Directions for this task:
Without omitting anything, return the records precisely as given.

(A run of records)
__________
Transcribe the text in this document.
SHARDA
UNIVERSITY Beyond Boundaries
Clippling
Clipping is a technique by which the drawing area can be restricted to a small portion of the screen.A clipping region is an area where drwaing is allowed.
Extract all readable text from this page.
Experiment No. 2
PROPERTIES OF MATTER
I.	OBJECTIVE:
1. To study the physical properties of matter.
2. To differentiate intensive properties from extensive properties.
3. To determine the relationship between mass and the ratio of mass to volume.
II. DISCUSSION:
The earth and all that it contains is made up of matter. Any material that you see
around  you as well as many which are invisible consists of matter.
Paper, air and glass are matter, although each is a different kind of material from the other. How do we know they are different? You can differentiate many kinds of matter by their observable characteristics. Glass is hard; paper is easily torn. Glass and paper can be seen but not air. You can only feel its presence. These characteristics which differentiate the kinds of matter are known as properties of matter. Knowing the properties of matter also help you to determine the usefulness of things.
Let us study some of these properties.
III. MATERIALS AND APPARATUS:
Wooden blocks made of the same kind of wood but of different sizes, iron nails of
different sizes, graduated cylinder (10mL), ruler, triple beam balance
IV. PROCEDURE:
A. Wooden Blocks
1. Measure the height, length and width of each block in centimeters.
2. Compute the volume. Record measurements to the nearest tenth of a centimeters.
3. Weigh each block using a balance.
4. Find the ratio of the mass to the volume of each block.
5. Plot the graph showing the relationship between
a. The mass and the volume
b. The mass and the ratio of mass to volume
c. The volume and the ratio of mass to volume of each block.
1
__________
Response for this exercise:
Transcribe the text in this document.
SHARDA
UNIVERSITY Beyond Boundaries
Clippling
Clipping is a technique by which the drawing area can be restricted to a small portion of the screen.A clipping region is an area where drwaing is allowed.
Extract all readable text from this page.
Experiment No. 2
PROPERTIES OF MATTER
I.	OBJECTIVE:
1. To study the physical properties of matter.
2. To differentiate intensive properties from extensive properties.
3. To determine the relationship between mass and the ratio of mass to volume.
II. DISCUSSION:
The earth and all that it contains is made up of matter. Any material that you see
around  you as well as many which are invisible consists of matter.
Paper, air and glass are matter, although each is a different kind of material from the other. How do we know they are different? You can differentiate many kinds of matter by their observable characteristics. Glass is hard; paper is easily torn. Glass and paper can be seen but not air. You can only feel its presence. These characteristics which differentiate the kinds of matter are known as properties of matter. Knowing the properties of matter also help you to determine the usefulness of things.
Let us study some of these properties.
III. MATERIALS AND APPARATUS:
Wooden blocks made of the same kind of wood but of different sizes, iron nails of
different sizes, graduated cylinder (10mL), ruler, triple beam balance
IV. PROCEDURE:
A. Wooden Blocks
1. Measure the height, length and width of each block in centimeters.
2. Compute the volume. Record measurements to the nearest tenth of a centimeters.
3. Weigh each block using a balance.
4. Find the ratio of the mass to the volume of each block.
5. Plot the graph showing the relationship between
a. The mass and the volume
b. The mass and the ratio of mass to volume
c. The volume and the ratio of mass to volume of each block.
1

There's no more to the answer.